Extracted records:
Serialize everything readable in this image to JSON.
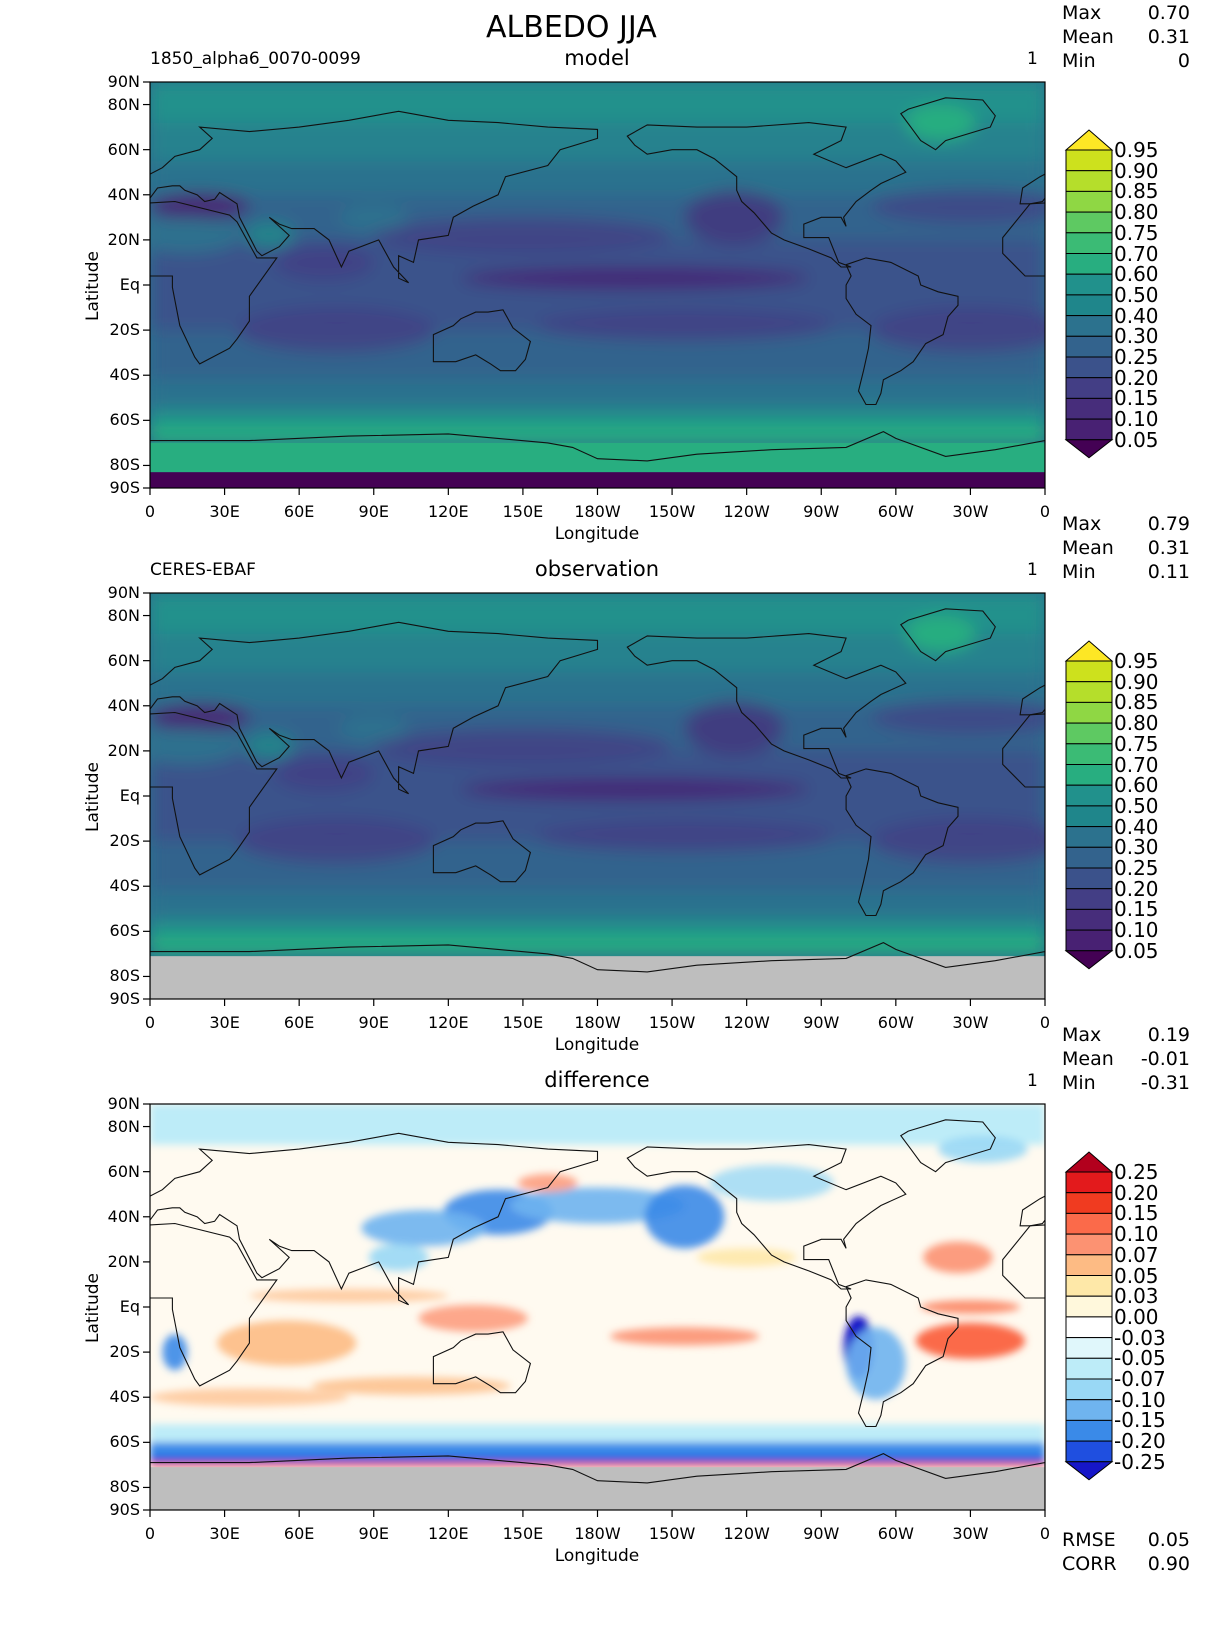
{
  "title": "ALBEDO JJA",
  "panels": [
    {
      "id": "model",
      "left_label": "1850_alpha6_0070-0099",
      "center_label": "model",
      "right_label": "1",
      "stats": [
        [
          "Max",
          "0.70"
        ],
        [
          "Mean",
          "0.31"
        ],
        [
          "Min",
          "0"
        ]
      ]
    },
    {
      "id": "observation",
      "left_label": "CERES-EBAF",
      "center_label": "observation",
      "right_label": "1",
      "stats": [
        [
          "Max",
          "0.79"
        ],
        [
          "Mean",
          "0.31"
        ],
        [
          "Min",
          "0.11"
        ]
      ]
    },
    {
      "id": "difference",
      "left_label": "",
      "center_label": "difference",
      "right_label": "1",
      "stats": [
        [
          "Max",
          "0.19"
        ],
        [
          "Mean",
          "-0.01"
        ],
        [
          "Min",
          "-0.31"
        ]
      ],
      "extra_stats": [
        [
          "RMSE",
          "0.05"
        ],
        [
          "CORR",
          "0.90"
        ]
      ]
    }
  ],
  "axes": {
    "xlabel": "Longitude",
    "ylabel": "Latitude",
    "xticks": [
      "0",
      "30E",
      "60E",
      "90E",
      "120E",
      "150E",
      "180W",
      "150W",
      "120W",
      "90W",
      "60W",
      "30W",
      "0"
    ],
    "yticks": [
      "90N",
      "80N",
      "60N",
      "40N",
      "20N",
      "Eq",
      "20S",
      "40S",
      "60S",
      "80S",
      "90S"
    ]
  },
  "colorbars": {
    "albedo": {
      "labels": [
        "0.95",
        "0.90",
        "0.85",
        "0.80",
        "0.75",
        "0.70",
        "0.60",
        "0.50",
        "0.40",
        "0.30",
        "0.25",
        "0.20",
        "0.15",
        "0.10",
        "0.05"
      ],
      "colors": [
        "#fde725",
        "#cde11d",
        "#b5de2b",
        "#8fd744",
        "#5ec962",
        "#3bbb75",
        "#28ae80",
        "#21918c",
        "#1f868b",
        "#2c728e",
        "#33638d",
        "#3b528b",
        "#433e85",
        "#472d7b",
        "#482173",
        "#440154"
      ]
    },
    "difference": {
      "labels": [
        "0.25",
        "0.20",
        "0.15",
        "0.10",
        "0.07",
        "0.05",
        "0.03",
        "0.00",
        "-0.03",
        "-0.05",
        "-0.07",
        "-0.10",
        "-0.15",
        "-0.20",
        "-0.25"
      ],
      "colors": [
        "#b2001d",
        "#e31a1c",
        "#f03b20",
        "#fb6a4a",
        "#fc9272",
        "#fdbb84",
        "#fee8a8",
        "#fff8dc",
        "#ffffff",
        "#e0f7fb",
        "#bdecf8",
        "#99d8f5",
        "#6fb4ef",
        "#3a8ae8",
        "#1f4fe0",
        "#1616c8"
      ]
    }
  },
  "chart_data": [
    {
      "type": "heatmap",
      "title": "ALBEDO JJA",
      "subtitle": "model",
      "xlabel": "Longitude",
      "ylabel": "Latitude",
      "xlim": [
        0,
        360
      ],
      "ylim": [
        -90,
        90
      ],
      "colorbar_levels": [
        0.05,
        0.1,
        0.15,
        0.2,
        0.25,
        0.3,
        0.4,
        0.5,
        0.6,
        0.7,
        0.75,
        0.8,
        0.85,
        0.9,
        0.95
      ],
      "stats": {
        "max": 0.7,
        "mean": 0.31,
        "min": 0
      }
    },
    {
      "type": "heatmap",
      "title": "ALBEDO JJA",
      "subtitle": "observation",
      "xlabel": "Longitude",
      "ylabel": "Latitude",
      "xlim": [
        0,
        360
      ],
      "ylim": [
        -90,
        90
      ],
      "colorbar_levels": [
        0.05,
        0.1,
        0.15,
        0.2,
        0.25,
        0.3,
        0.4,
        0.5,
        0.6,
        0.7,
        0.75,
        0.8,
        0.85,
        0.9,
        0.95
      ],
      "stats": {
        "max": 0.79,
        "mean": 0.31,
        "min": 0.11
      }
    },
    {
      "type": "heatmap",
      "title": "ALBEDO JJA",
      "subtitle": "difference",
      "xlabel": "Longitude",
      "ylabel": "Latitude",
      "xlim": [
        0,
        360
      ],
      "ylim": [
        -90,
        90
      ],
      "colorbar_levels": [
        -0.25,
        -0.2,
        -0.15,
        -0.1,
        -0.07,
        -0.05,
        -0.03,
        0.0,
        0.03,
        0.05,
        0.07,
        0.1,
        0.15,
        0.2,
        0.25
      ],
      "stats": {
        "max": 0.19,
        "mean": -0.01,
        "min": -0.31,
        "rmse": 0.05,
        "corr": 0.9
      }
    }
  ]
}
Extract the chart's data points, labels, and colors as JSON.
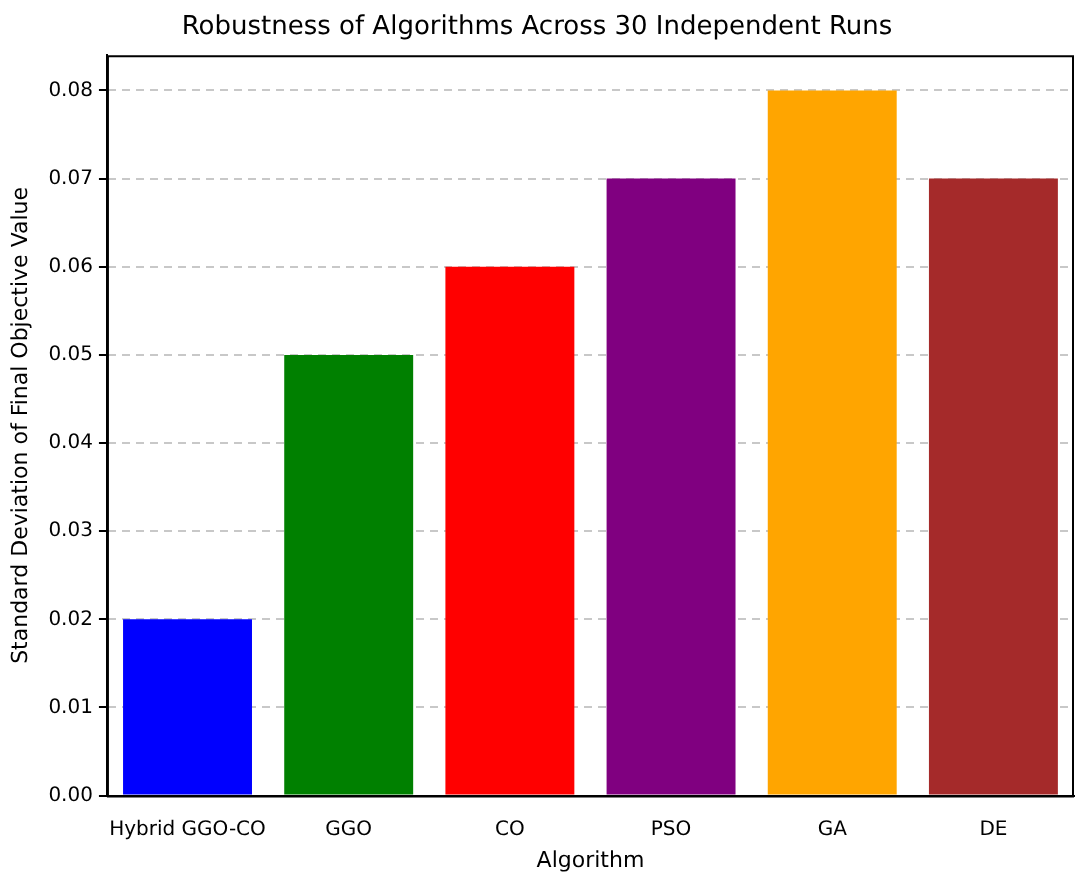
{
  "chart_data": {
    "type": "bar",
    "title": "Robustness of Algorithms Across 30 Independent Runs",
    "xlabel": "Algorithm",
    "ylabel": "Standard Deviation of Final Objective Value",
    "categories": [
      "Hybrid GGO-CO",
      "GGO",
      "CO",
      "PSO",
      "GA",
      "DE"
    ],
    "values": [
      0.02,
      0.05,
      0.06,
      0.07,
      0.08,
      0.07
    ],
    "colors": [
      "#0000ff",
      "#008000",
      "#ff0000",
      "#800080",
      "#ffa500",
      "#a52a2a"
    ],
    "ylim": [
      0,
      0.084
    ],
    "yticks": [
      {
        "value": 0,
        "label": "0.00"
      },
      0.01,
      0.02,
      0.03,
      0.04,
      0.05,
      0.06,
      0.07,
      0.08
    ],
    "grid": "y"
  }
}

Written instruction: Output only the lines running from the line with "Extract the chart's" through the last line of the entries above, inclusive, with pictures excluded.

Result below:
Extract the chart's data points, labels, and colors as JSON.
{
  "chart_data": {
    "type": "bar",
    "title": "Robustness of Algorithms Across 30 Independent Runs",
    "xlabel": "Algorithm",
    "ylabel": "Standard Deviation of Final Objective Value",
    "categories": [
      "Hybrid GGO-CO",
      "GGO",
      "CO",
      "PSO",
      "GA",
      "DE"
    ],
    "values": [
      0.02,
      0.05,
      0.06,
      0.07,
      0.08,
      0.07
    ],
    "colors": [
      "#0000ff",
      "#008000",
      "#ff0000",
      "#800080",
      "#ffa500",
      "#a52a2a"
    ],
    "ylim": [
      0,
      0.084
    ],
    "yticks": [
      {
        "value": 0,
        "label": "0.00"
      },
      0.01,
      0.02,
      0.03,
      0.04,
      0.05,
      0.06,
      0.07,
      0.08
    ],
    "grid": "y"
  }
}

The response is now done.